* _Prompt_
No images are to be carried over; print all other material exactly as it stands.

* _Extracted data entries_
------------------------------------

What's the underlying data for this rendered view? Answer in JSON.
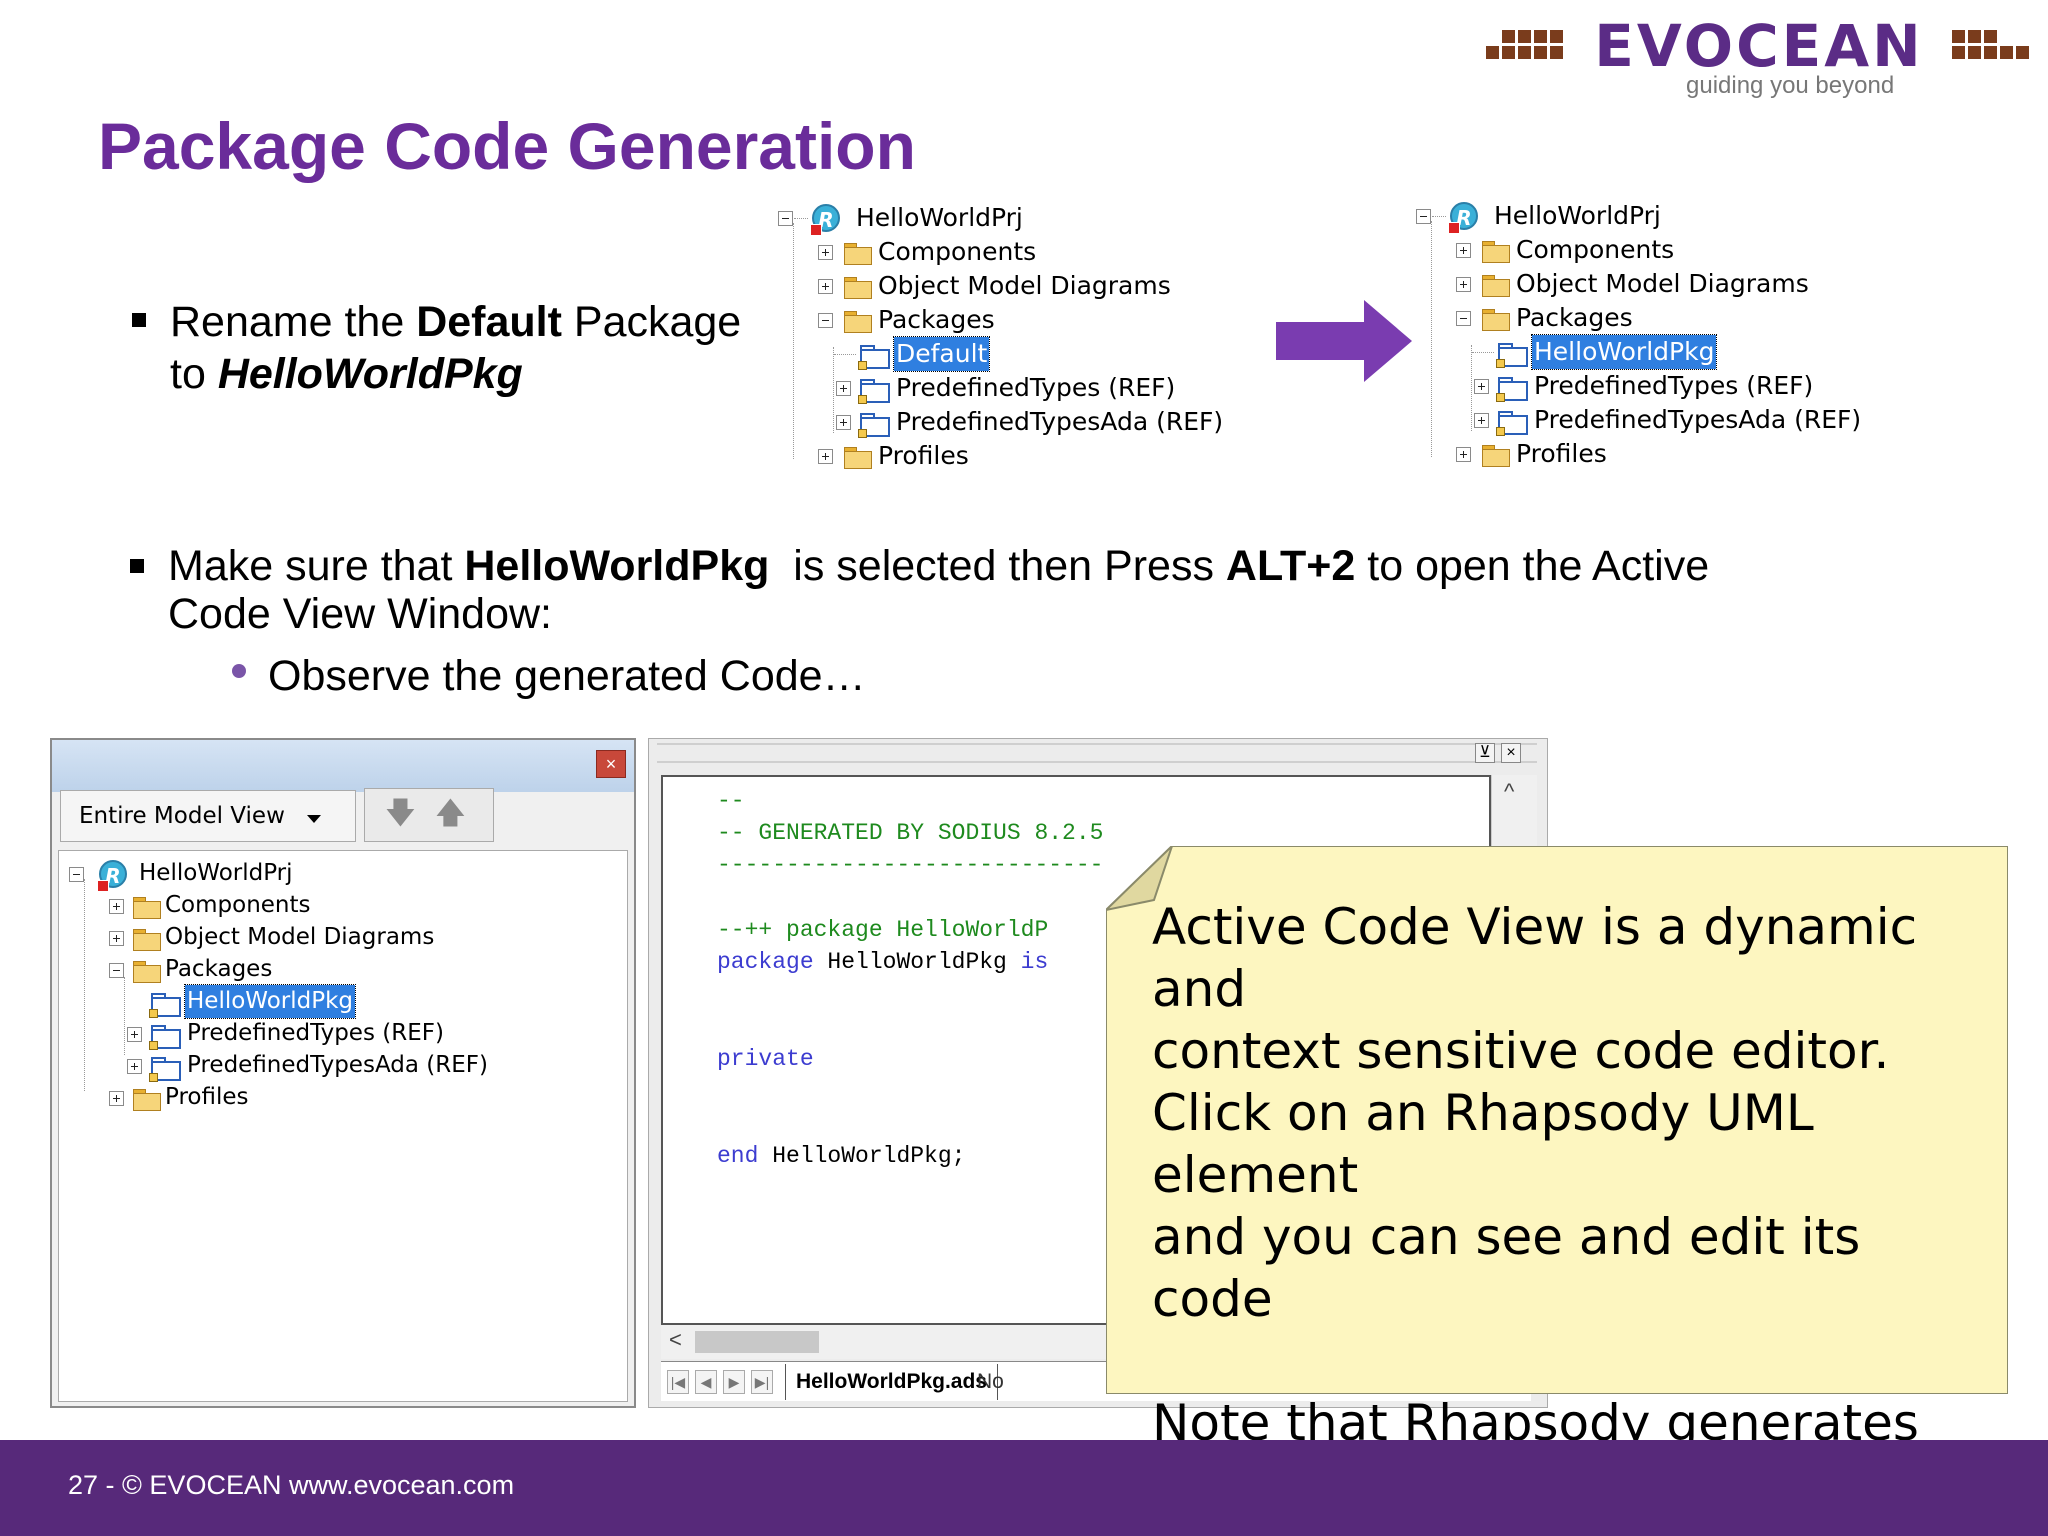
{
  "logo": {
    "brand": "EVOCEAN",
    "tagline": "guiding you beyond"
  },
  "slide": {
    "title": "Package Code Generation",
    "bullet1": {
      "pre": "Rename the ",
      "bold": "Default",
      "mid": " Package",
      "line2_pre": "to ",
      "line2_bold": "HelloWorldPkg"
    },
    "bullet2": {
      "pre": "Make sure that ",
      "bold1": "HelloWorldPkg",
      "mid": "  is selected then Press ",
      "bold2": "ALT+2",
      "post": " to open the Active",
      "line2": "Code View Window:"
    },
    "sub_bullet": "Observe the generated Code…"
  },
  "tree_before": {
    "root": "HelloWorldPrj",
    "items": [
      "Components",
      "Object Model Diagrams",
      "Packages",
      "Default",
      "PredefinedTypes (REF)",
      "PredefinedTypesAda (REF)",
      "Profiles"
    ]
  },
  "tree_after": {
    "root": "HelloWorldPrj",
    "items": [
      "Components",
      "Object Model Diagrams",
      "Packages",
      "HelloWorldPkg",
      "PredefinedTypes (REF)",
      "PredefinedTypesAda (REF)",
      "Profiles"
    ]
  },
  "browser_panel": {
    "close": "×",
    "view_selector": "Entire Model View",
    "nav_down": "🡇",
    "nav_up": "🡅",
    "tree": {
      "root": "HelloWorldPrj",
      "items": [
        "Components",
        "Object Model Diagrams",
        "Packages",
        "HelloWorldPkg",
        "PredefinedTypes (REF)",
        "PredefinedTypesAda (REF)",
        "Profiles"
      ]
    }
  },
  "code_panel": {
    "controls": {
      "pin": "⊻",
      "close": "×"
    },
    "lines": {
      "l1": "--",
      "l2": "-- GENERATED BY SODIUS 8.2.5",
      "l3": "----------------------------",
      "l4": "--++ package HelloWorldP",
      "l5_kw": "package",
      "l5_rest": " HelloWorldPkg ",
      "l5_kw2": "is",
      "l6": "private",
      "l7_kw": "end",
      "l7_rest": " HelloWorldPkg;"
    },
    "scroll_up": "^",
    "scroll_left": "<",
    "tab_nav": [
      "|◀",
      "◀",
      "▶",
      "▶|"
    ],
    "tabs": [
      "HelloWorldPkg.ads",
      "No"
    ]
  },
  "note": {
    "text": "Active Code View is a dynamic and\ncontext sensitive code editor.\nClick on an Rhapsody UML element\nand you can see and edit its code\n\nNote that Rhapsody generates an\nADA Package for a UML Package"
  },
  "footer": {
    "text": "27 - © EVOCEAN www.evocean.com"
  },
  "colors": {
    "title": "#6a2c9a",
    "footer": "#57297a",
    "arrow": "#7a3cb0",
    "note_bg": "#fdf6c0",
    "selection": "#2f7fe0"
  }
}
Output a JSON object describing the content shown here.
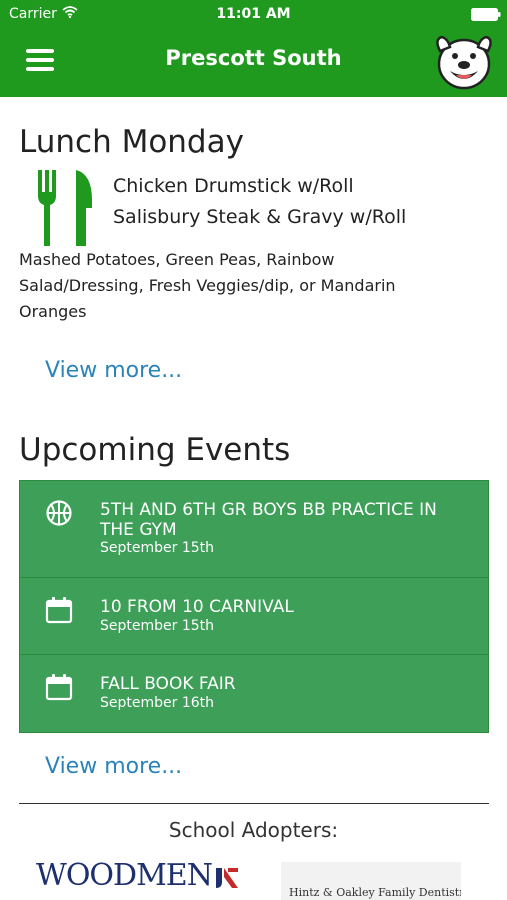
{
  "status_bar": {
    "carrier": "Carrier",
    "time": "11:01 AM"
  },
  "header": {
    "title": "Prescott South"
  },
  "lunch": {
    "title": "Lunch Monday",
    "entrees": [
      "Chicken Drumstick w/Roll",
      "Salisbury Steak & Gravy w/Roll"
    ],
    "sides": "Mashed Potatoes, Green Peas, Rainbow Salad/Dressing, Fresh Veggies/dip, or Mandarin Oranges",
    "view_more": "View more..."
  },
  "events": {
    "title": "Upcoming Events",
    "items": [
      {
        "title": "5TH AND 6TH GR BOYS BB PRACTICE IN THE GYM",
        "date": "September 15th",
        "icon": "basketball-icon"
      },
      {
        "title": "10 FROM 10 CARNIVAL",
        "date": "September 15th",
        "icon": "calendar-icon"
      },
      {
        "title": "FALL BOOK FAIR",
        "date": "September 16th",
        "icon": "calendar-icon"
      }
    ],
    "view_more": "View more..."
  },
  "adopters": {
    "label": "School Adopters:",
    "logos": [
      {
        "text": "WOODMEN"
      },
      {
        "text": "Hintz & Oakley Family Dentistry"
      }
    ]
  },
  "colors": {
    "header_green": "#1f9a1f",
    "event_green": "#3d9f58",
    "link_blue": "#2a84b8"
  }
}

------------------------------------

* _Solution to this problem_
What's the underlying data for this rendered view? Answer in JSON.
{
  "logo": {
    "brand": "EVOCEAN",
    "tagline": "guiding you beyond"
  },
  "slide": {
    "title": "Package Code Generation",
    "bullet1": {
      "pre": "Rename the ",
      "bold": "Default",
      "mid": " Package",
      "line2_pre": "to ",
      "line2_bold": "HelloWorldPkg"
    },
    "bullet2": {
      "pre": "Make sure that ",
      "bold1": "HelloWorldPkg",
      "mid": "  is selected then Press ",
      "bold2": "ALT+2",
      "post": " to open the Active",
      "line2": "Code View Window:"
    },
    "sub_bullet": "Observe the generated Code…"
  },
  "tree_before": {
    "root": "HelloWorldPrj",
    "items": [
      "Components",
      "Object Model Diagrams",
      "Packages",
      "Default",
      "PredefinedTypes (REF)",
      "PredefinedTypesAda (REF)",
      "Profiles"
    ]
  },
  "tree_after": {
    "root": "HelloWorldPrj",
    "items": [
      "Components",
      "Object Model Diagrams",
      "Packages",
      "HelloWorldPkg",
      "PredefinedTypes (REF)",
      "PredefinedTypesAda (REF)",
      "Profiles"
    ]
  },
  "browser_panel": {
    "close": "×",
    "view_selector": "Entire Model View",
    "nav_down": "🡇",
    "nav_up": "🡅",
    "tree": {
      "root": "HelloWorldPrj",
      "items": [
        "Components",
        "Object Model Diagrams",
        "Packages",
        "HelloWorldPkg",
        "PredefinedTypes (REF)",
        "PredefinedTypesAda (REF)",
        "Profiles"
      ]
    }
  },
  "code_panel": {
    "controls": {
      "pin": "⊻",
      "close": "×"
    },
    "lines": {
      "l1": "--",
      "l2": "-- GENERATED BY SODIUS 8.2.5",
      "l3": "----------------------------",
      "l4": "--++ package HelloWorldP",
      "l5_kw": "package",
      "l5_rest": " HelloWorldPkg ",
      "l5_kw2": "is",
      "l6": "private",
      "l7_kw": "end",
      "l7_rest": " HelloWorldPkg;"
    },
    "scroll_up": "^",
    "scroll_left": "<",
    "tab_nav": [
      "|◀",
      "◀",
      "▶",
      "▶|"
    ],
    "tabs": [
      "HelloWorldPkg.ads",
      "No"
    ]
  },
  "note": {
    "text": "Active Code View is a dynamic and\ncontext sensitive code editor.\nClick on an Rhapsody UML element\nand you can see and edit its code\n\nNote that Rhapsody generates an\nADA Package for a UML Package"
  },
  "footer": {
    "text": "27 - © EVOCEAN www.evocean.com"
  },
  "colors": {
    "title": "#6a2c9a",
    "footer": "#57297a",
    "arrow": "#7a3cb0",
    "note_bg": "#fdf6c0",
    "selection": "#2f7fe0"
  }
}
Output a JSON object describing the content shown here.
{
  "status_bar": {
    "carrier": "Carrier",
    "time": "11:01 AM"
  },
  "header": {
    "title": "Prescott South"
  },
  "lunch": {
    "title": "Lunch Monday",
    "entrees": [
      "Chicken Drumstick w/Roll",
      "Salisbury Steak & Gravy w/Roll"
    ],
    "sides": "Mashed Potatoes, Green Peas, Rainbow Salad/Dressing, Fresh Veggies/dip, or Mandarin Oranges",
    "view_more": "View more..."
  },
  "events": {
    "title": "Upcoming Events",
    "items": [
      {
        "title": "5TH AND 6TH GR BOYS BB PRACTICE IN THE GYM",
        "date": "September 15th",
        "icon": "basketball-icon"
      },
      {
        "title": "10 FROM 10 CARNIVAL",
        "date": "September 15th",
        "icon": "calendar-icon"
      },
      {
        "title": "FALL BOOK FAIR",
        "date": "September 16th",
        "icon": "calendar-icon"
      }
    ],
    "view_more": "View more..."
  },
  "adopters": {
    "label": "School Adopters:",
    "logos": [
      {
        "text": "WOODMEN"
      },
      {
        "text": "Hintz & Oakley Family Dentistry"
      }
    ]
  },
  "colors": {
    "header_green": "#1f9a1f",
    "event_green": "#3d9f58",
    "link_blue": "#2a84b8"
  }
}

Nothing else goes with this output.